■ **EXERCISE DETAILS**
From the entries that follow, gather each line holding the word "procedimiento".

■ **SUPPLIED MATERIAL**
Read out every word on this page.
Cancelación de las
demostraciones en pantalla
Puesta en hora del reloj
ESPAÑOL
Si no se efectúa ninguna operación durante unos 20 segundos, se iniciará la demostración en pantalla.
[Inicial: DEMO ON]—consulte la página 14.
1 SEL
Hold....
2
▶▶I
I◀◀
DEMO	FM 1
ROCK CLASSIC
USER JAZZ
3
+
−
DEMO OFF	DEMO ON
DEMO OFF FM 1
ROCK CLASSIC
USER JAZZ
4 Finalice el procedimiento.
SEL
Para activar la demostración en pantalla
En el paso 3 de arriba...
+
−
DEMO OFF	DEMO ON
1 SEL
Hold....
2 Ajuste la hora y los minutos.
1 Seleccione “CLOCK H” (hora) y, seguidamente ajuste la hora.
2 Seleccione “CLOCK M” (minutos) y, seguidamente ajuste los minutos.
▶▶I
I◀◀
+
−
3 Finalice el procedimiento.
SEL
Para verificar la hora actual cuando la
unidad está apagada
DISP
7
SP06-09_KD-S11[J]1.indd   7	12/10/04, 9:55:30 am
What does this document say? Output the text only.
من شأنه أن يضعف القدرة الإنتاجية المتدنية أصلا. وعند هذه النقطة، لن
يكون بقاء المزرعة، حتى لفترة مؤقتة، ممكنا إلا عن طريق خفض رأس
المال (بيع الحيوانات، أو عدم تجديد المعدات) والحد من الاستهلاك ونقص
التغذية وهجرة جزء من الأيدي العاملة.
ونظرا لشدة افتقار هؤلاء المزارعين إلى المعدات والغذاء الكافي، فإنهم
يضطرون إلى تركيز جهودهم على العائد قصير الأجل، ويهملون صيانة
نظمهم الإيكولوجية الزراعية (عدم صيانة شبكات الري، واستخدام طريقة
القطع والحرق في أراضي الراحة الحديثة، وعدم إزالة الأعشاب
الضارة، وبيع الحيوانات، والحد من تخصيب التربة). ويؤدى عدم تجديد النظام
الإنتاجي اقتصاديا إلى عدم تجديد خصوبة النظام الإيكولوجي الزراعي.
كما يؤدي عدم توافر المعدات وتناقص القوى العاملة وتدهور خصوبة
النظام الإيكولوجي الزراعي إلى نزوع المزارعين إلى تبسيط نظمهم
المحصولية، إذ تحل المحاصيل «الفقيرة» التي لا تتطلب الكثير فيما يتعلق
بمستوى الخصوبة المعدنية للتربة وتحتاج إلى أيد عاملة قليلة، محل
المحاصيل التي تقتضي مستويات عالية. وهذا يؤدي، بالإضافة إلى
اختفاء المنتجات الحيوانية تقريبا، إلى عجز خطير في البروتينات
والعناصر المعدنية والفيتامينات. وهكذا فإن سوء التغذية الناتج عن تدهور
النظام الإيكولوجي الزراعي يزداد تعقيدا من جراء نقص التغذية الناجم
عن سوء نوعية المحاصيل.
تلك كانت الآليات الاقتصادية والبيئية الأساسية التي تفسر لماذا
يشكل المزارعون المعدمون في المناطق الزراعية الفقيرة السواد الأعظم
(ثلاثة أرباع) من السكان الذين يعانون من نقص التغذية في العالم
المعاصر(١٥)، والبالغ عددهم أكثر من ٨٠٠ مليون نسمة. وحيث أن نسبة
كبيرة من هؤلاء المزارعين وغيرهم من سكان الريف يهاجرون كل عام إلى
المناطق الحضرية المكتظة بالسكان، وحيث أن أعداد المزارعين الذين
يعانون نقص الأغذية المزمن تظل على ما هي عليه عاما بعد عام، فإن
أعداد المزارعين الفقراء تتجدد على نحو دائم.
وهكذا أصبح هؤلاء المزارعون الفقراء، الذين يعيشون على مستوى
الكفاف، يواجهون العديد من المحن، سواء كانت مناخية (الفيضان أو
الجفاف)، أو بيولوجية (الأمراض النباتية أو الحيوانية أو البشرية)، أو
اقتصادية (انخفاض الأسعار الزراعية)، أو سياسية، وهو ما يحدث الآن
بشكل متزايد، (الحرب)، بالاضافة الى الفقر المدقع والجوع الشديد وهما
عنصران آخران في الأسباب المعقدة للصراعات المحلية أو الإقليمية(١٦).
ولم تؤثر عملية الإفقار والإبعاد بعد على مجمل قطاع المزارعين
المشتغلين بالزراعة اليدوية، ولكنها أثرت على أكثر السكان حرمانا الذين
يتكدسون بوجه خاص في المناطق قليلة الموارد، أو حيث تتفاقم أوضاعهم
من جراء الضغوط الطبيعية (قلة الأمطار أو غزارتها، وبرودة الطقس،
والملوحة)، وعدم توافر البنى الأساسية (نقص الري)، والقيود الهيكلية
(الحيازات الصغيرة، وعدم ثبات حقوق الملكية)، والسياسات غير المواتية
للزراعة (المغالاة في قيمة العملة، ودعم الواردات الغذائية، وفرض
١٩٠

==

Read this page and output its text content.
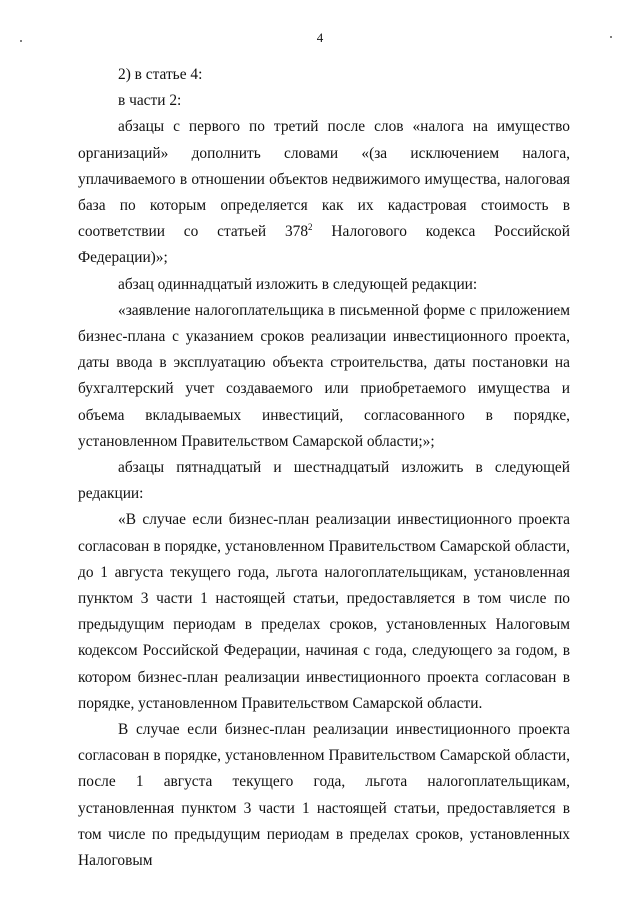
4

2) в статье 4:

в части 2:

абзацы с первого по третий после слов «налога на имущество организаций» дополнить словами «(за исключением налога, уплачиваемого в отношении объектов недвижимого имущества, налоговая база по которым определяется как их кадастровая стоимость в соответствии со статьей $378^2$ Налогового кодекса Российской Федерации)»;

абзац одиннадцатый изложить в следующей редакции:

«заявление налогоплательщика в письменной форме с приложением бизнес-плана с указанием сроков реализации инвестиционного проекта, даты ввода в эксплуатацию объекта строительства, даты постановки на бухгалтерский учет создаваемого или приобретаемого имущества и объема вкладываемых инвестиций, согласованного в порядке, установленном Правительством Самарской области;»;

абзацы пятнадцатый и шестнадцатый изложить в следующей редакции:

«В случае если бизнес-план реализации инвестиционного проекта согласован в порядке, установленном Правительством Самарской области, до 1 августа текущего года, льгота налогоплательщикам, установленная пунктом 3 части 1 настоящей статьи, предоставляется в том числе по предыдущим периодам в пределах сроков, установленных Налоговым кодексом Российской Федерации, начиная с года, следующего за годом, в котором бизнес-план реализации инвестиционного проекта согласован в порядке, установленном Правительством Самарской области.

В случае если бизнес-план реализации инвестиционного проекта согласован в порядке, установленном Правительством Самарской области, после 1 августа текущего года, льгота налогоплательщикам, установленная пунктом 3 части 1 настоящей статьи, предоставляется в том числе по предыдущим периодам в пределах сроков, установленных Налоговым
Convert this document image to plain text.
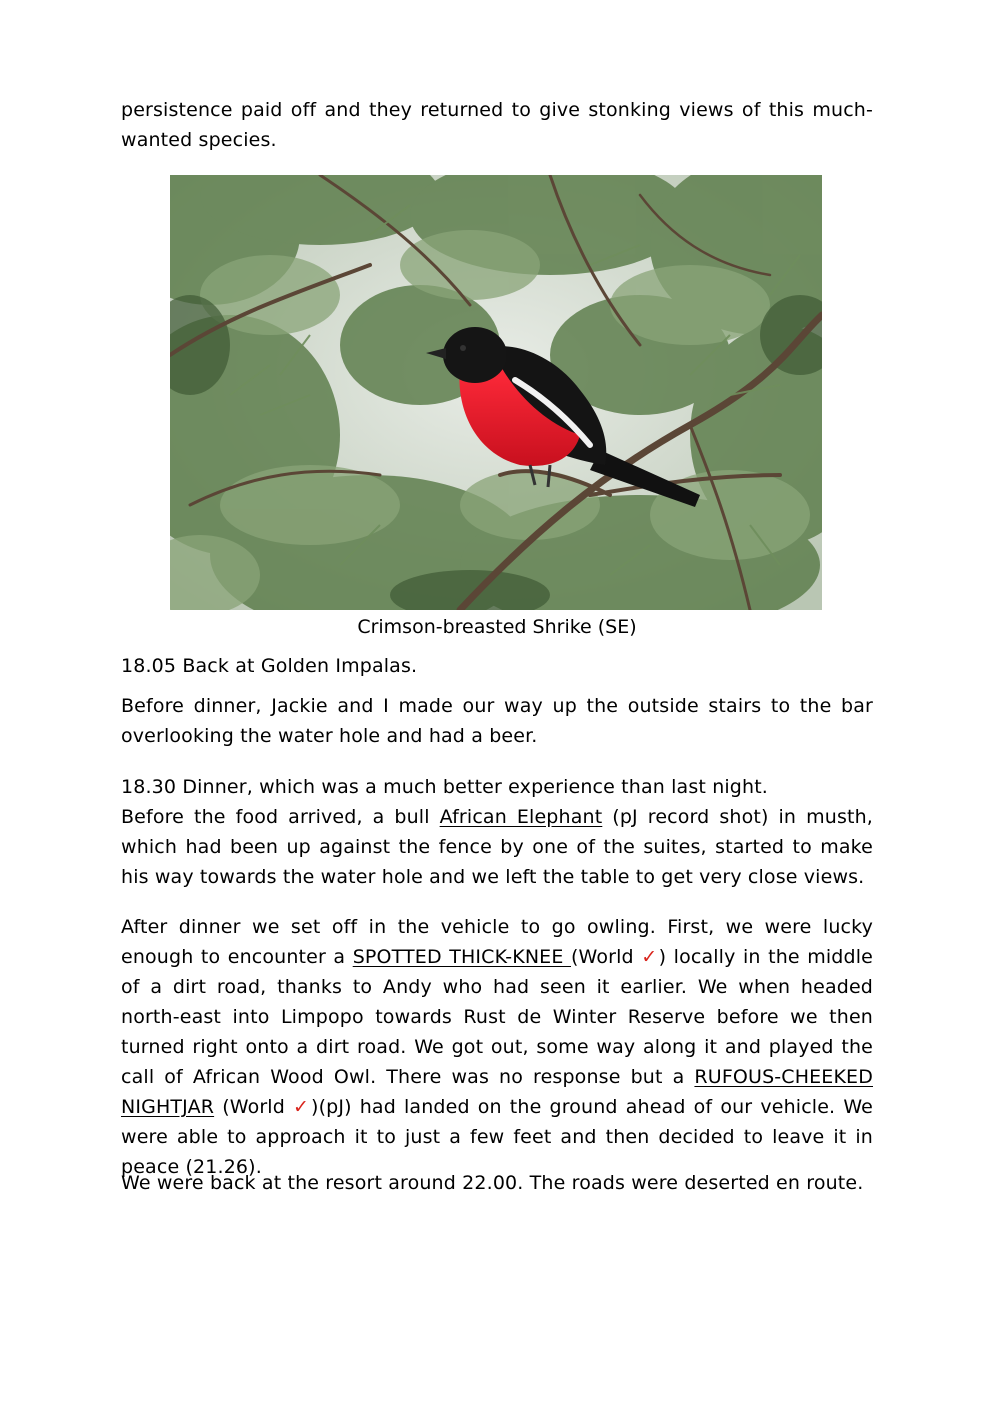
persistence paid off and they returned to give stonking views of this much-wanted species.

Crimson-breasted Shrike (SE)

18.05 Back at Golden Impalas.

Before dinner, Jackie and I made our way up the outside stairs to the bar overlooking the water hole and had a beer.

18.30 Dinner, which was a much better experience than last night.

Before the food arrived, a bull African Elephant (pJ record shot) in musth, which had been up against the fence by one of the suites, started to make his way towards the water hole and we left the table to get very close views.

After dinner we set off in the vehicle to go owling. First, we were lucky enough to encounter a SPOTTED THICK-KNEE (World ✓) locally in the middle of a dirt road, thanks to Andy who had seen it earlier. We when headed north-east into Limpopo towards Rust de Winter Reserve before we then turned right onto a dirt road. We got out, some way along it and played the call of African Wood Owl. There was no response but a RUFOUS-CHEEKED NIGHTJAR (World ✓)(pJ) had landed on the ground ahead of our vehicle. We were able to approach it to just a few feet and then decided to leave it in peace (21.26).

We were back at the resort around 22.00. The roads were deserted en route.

■ **PROBLEM SOLUTION**
4 Finalice el procedimiento.
3 Finalice el procedimiento.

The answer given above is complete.